* Begin PASSAGE GIVEN *

The paper introduces a new construction of access‑optimal regenerating codes for the exact repair of any systematic node in an (n, k, d = n − 1) setting, where the sub‑packetization level α can be any integer up to r·⌈k/r⌉. Existing MSR (minimum‑storage regenerating) constructions typically require α to be either r·k or r^{⌈k/r⌉}, and they often assume that k is an integer multiple of r. This work removes that restriction, enabling flexible code designs for a wide range of code rates, including cases where k/r is non‑integer (e.g., the (14, 10) code used by Facebook).

* End PASSAGE GIVEN *
* Begin DATASET RECORDS *

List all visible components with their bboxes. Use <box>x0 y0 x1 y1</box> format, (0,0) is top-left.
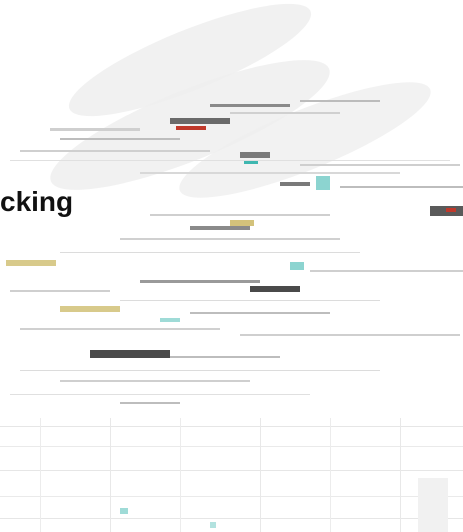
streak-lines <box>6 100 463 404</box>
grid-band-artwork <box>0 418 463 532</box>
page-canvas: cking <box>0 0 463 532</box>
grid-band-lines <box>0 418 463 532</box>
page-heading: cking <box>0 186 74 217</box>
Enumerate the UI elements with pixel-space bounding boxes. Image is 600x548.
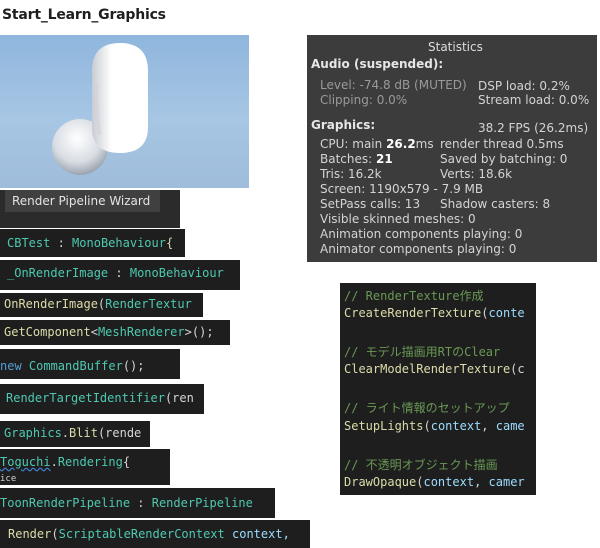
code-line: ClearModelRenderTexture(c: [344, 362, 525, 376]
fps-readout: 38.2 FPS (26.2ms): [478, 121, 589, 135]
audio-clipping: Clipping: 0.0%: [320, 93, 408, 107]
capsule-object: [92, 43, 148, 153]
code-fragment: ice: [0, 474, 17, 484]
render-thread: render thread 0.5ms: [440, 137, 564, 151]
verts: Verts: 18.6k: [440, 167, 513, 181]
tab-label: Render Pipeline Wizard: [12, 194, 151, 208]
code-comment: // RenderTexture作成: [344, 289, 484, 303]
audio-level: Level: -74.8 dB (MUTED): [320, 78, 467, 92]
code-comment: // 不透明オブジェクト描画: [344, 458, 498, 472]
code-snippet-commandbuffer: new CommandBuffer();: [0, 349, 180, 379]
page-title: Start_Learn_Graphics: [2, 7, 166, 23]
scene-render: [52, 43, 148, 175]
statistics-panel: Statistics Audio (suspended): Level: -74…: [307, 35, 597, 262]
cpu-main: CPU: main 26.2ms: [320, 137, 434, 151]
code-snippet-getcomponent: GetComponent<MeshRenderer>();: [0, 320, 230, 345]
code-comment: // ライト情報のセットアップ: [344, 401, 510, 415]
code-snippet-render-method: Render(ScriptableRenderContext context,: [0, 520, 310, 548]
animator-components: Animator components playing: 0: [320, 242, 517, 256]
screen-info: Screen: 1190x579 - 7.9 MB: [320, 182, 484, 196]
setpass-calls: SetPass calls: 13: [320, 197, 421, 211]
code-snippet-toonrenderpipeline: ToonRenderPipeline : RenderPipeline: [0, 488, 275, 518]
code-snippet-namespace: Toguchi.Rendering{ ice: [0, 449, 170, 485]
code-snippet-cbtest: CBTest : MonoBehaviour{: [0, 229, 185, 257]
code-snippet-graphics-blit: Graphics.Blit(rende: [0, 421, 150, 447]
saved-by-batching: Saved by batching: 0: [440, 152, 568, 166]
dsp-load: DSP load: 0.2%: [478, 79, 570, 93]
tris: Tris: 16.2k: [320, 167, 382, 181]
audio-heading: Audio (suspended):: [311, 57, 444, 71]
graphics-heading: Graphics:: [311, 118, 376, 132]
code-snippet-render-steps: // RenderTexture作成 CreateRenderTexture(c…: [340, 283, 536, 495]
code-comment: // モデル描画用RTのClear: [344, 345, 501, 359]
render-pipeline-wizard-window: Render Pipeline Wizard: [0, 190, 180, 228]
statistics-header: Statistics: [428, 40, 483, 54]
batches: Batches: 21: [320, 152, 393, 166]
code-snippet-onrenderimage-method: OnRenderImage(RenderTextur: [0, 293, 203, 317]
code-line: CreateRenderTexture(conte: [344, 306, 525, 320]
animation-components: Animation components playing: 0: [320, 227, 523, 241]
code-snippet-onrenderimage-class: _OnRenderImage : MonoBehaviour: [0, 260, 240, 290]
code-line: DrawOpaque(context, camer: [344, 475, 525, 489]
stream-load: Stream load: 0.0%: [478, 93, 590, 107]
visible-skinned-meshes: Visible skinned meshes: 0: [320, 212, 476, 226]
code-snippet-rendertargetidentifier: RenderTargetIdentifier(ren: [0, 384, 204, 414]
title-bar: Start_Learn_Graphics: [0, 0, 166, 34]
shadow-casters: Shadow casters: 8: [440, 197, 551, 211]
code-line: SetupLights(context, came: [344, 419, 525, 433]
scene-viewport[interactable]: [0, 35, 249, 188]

* End DATASET RECORDS *
* Begin DATASET RECORDS *

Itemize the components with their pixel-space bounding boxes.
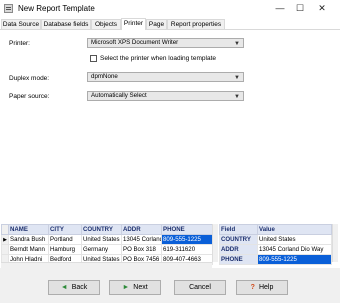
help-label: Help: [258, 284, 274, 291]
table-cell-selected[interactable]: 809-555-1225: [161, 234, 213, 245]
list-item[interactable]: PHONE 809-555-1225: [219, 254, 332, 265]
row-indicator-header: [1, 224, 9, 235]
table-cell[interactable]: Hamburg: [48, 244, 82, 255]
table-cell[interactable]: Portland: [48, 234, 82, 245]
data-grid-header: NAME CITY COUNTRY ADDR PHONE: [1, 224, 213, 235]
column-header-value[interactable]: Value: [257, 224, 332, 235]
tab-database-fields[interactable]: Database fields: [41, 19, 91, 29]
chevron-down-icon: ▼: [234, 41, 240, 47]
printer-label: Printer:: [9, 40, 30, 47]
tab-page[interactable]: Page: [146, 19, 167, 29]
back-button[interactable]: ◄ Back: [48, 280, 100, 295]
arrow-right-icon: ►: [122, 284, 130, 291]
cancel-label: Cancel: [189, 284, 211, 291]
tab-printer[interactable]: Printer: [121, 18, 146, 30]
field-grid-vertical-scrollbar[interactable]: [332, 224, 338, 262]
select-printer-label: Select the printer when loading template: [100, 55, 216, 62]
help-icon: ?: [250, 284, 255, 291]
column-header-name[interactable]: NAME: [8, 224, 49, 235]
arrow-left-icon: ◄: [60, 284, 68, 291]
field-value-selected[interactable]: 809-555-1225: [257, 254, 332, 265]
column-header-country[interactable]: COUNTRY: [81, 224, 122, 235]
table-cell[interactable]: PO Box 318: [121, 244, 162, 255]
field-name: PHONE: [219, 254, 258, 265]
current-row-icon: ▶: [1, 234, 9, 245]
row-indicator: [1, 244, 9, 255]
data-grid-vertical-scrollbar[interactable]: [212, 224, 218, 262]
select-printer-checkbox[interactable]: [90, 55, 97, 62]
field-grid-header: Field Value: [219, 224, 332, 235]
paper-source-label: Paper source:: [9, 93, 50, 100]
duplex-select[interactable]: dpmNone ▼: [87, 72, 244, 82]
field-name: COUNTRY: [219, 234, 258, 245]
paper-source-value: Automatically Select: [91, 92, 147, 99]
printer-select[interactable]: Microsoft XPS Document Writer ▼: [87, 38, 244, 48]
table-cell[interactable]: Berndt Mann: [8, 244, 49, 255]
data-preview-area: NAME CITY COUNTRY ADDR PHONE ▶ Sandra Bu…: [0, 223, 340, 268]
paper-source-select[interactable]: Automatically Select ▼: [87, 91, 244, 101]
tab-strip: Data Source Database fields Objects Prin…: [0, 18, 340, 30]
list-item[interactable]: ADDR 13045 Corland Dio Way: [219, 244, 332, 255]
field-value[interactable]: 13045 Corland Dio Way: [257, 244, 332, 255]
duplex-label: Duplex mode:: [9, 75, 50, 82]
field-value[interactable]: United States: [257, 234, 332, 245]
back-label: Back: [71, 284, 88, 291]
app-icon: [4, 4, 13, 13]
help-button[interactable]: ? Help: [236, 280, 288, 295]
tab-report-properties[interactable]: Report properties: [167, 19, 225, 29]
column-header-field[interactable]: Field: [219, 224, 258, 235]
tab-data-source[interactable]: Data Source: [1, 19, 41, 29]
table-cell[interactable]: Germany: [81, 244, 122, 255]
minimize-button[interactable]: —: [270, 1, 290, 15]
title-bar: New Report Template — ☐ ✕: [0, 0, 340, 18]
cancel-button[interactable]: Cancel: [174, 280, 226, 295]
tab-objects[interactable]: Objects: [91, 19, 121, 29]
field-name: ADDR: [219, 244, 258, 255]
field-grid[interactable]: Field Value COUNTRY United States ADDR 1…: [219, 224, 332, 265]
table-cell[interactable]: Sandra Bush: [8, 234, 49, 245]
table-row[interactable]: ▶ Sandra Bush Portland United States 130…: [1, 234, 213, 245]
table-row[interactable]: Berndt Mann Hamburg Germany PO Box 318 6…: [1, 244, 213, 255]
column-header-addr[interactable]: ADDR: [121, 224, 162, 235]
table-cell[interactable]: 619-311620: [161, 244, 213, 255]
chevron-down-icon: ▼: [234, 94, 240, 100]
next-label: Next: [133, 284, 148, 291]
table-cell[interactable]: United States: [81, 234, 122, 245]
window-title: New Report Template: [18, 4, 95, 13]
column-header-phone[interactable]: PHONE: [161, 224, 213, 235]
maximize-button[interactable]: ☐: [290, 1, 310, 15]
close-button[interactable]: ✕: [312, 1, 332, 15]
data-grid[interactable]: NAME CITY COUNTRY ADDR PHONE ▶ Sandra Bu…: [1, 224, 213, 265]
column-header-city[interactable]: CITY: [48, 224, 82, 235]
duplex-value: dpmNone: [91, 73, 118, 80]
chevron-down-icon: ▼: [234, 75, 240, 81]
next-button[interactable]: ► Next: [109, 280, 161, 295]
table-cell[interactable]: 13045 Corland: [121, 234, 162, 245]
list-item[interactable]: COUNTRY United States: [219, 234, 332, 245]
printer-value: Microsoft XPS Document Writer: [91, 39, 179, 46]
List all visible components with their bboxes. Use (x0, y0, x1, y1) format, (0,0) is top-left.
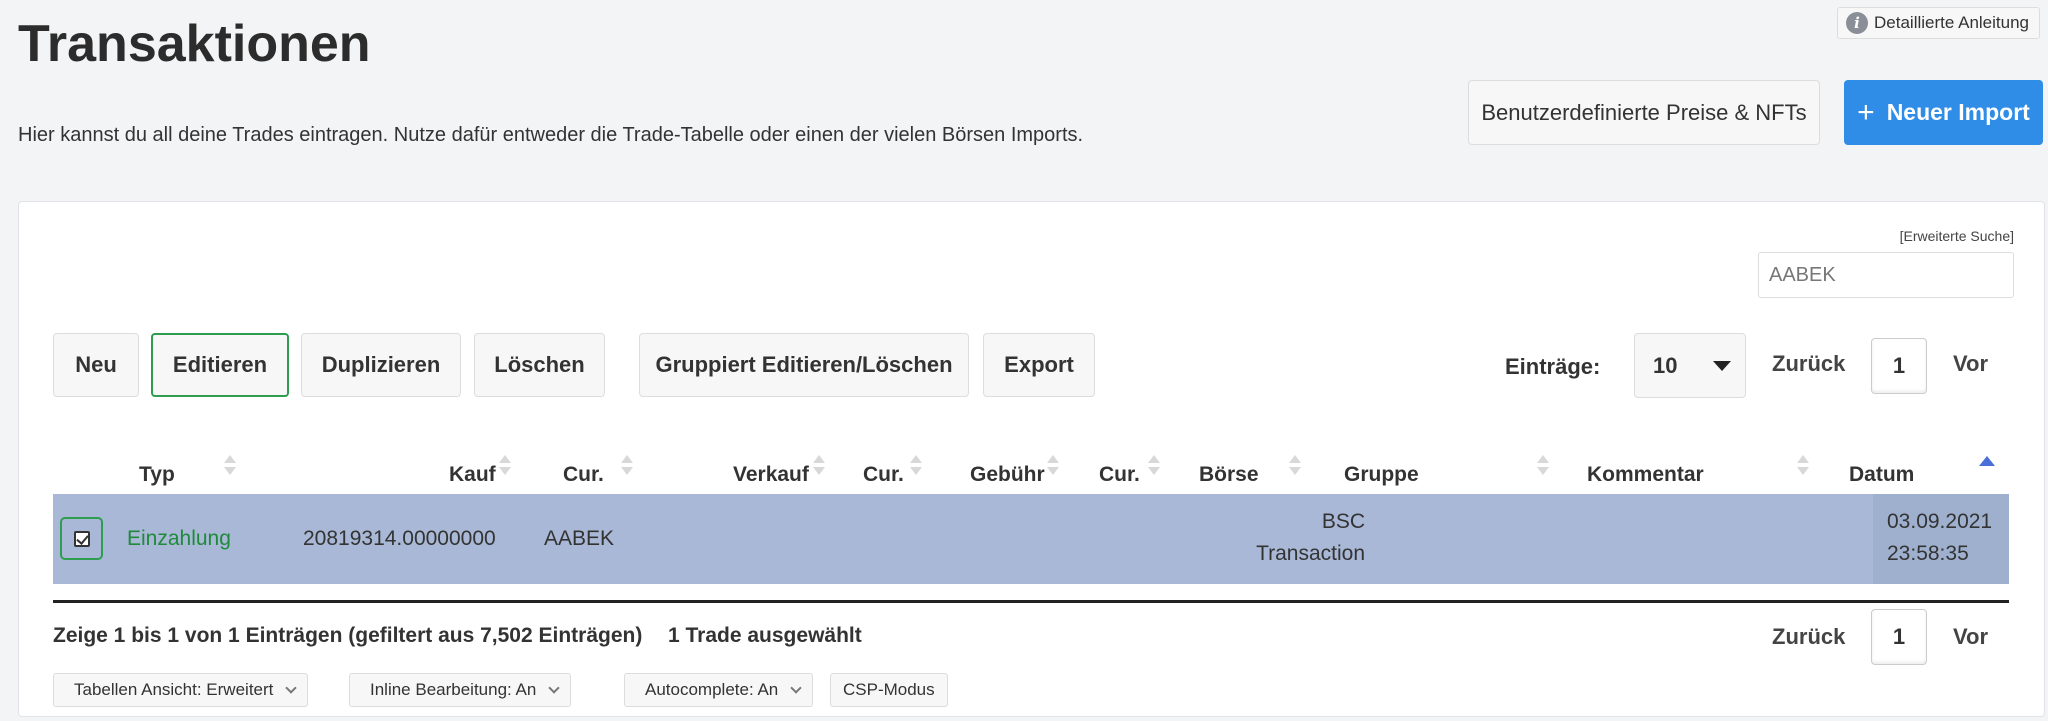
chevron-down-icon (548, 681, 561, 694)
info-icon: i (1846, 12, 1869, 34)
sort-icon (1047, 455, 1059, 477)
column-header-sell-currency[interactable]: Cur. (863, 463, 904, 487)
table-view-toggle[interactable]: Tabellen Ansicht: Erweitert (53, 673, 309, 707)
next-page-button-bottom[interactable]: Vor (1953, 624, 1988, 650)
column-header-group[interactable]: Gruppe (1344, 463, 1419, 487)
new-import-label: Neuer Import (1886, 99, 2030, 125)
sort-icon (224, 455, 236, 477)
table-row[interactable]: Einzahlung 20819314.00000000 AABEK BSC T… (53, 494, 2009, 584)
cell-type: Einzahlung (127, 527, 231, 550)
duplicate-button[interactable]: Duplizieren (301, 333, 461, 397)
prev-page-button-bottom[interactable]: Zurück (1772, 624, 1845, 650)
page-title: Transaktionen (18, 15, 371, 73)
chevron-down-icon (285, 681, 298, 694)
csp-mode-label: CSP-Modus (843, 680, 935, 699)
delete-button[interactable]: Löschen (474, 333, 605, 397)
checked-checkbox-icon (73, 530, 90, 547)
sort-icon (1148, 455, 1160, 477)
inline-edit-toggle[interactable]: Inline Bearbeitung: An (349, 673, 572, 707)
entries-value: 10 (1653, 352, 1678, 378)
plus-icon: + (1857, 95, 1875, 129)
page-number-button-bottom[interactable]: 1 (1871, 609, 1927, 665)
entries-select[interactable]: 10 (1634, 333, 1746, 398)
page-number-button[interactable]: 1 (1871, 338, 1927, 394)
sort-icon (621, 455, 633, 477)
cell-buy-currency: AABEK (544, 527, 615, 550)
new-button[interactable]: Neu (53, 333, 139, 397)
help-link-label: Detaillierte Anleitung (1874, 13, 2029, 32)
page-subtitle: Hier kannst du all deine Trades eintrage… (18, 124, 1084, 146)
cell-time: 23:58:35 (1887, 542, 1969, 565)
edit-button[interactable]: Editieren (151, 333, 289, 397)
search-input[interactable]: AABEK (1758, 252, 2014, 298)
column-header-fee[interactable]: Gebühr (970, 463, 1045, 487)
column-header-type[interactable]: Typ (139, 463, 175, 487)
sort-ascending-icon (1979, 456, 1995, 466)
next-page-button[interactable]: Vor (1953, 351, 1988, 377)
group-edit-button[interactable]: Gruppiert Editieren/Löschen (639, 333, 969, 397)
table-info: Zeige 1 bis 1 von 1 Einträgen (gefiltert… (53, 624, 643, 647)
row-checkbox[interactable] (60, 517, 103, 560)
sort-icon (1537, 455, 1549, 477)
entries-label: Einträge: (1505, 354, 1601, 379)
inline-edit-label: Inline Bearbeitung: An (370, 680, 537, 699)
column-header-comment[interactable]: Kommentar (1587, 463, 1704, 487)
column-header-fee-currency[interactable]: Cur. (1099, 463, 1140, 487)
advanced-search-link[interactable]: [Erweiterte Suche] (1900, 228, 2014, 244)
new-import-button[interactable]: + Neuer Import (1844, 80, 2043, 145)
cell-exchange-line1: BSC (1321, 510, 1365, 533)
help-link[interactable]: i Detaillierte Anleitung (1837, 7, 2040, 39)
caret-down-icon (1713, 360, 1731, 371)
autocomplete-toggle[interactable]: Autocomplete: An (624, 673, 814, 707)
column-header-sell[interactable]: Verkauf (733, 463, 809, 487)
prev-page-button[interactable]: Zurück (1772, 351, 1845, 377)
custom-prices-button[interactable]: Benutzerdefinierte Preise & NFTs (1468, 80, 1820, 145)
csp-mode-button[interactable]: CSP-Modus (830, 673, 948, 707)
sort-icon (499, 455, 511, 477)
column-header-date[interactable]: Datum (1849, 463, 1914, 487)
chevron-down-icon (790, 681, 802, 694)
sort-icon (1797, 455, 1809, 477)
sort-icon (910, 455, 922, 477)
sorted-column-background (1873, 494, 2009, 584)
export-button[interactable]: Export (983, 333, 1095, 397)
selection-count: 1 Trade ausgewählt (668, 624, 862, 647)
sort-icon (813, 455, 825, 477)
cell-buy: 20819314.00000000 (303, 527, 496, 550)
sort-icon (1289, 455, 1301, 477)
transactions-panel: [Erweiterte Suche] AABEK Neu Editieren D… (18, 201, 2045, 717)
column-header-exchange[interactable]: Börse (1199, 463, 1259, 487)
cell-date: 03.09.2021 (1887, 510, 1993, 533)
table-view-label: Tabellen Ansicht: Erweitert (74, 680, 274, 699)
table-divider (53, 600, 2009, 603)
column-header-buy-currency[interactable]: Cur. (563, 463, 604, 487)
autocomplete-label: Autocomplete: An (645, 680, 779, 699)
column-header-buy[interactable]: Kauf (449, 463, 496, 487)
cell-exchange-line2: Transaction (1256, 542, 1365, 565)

* End DATASET RECORDS *

▸ **WORK INSTRUCTIONS**
1. Rewrite part of the passage on regenerating codes, starting with "The paper introduces" and going on through "used by Facebook).", with "Facebook" swapped for "Meta".
2. Answer these questions about the passage on regenerating codes:
(a) What full name does the passage give for MSR?
(b) According to the passage, what two values do existing MSR constructions typically require α to be?
(c) Which code does the passage give as an example of a case where k/r is non‑integer?
3. Pick up the passage on access‑optimal regenerating codes after its last sentence and keep writing it.

▸ **OUTPUTS FOR THE TASKS**
1.
The paper introduces a new construction of access‑optimal regenerating codes for the exact repair of any systematic node in an (n, k, d = n − 1) setting, where the sub‑packetization level α can be any integer up to r·⌈k/r⌉. Existing MSR (minimum‑storage regenerating) constructions typically require α to be either r·k or r^{⌈k/r⌉}, and they often assume that k is an integer multiple of r. This work removes that restriction, enabling flexible code designs for a wide range of code rates, including cases where k/r is non‑integer (e.g., the (14, 10) code used by Meta).

2.
(a) Minimum‑storage regenerating.
(b) r·k or r^{⌈k/r⌉}.
(c) The (14, 10) code used by Facebook.

3.
The core of the construction is a set of r index arrays P₁,…,P_r of size α × k. P₁ directly defines the linear combinations for the first parity node, while the remaining arrays are initially filled with placeholder pairs (0, 0). A two‑phase algorithm populates these placeholders:

  • Phase 1 iteratively reduces a “granulation level” run = ⌈α/r⌉ by a factor of r. In each iteration it replaces (0, 0) entries with concrete (i, j) pairs that satisfy two conditions: (1) a block of r consecutive indices spaced by a step value (ensuring that ⌈α/r⌉ symbols can be repaired independently) and (2) a global partition consistency across all systematic nodes.
  • Phase 2 handles any remaining placeholders, enforcing only condition 2 to guarantee a valid partition.

The algorithm uses auxiliary parameters—portion = ⌈α/r⌉, step = ⌈α/r⌉ − run, and a partition of systematic nodes into ⌈k/r⌉ groups J₁,…,J_{⌈k/r⌉}—to control the placement of indices. The resulting partitions D_{d_j} = {D_{1,d_j},…,D_{r,d_j}} dictate which symbols of a systematic node are accessed directly from the surviving nodes and which are reconstructed via parity.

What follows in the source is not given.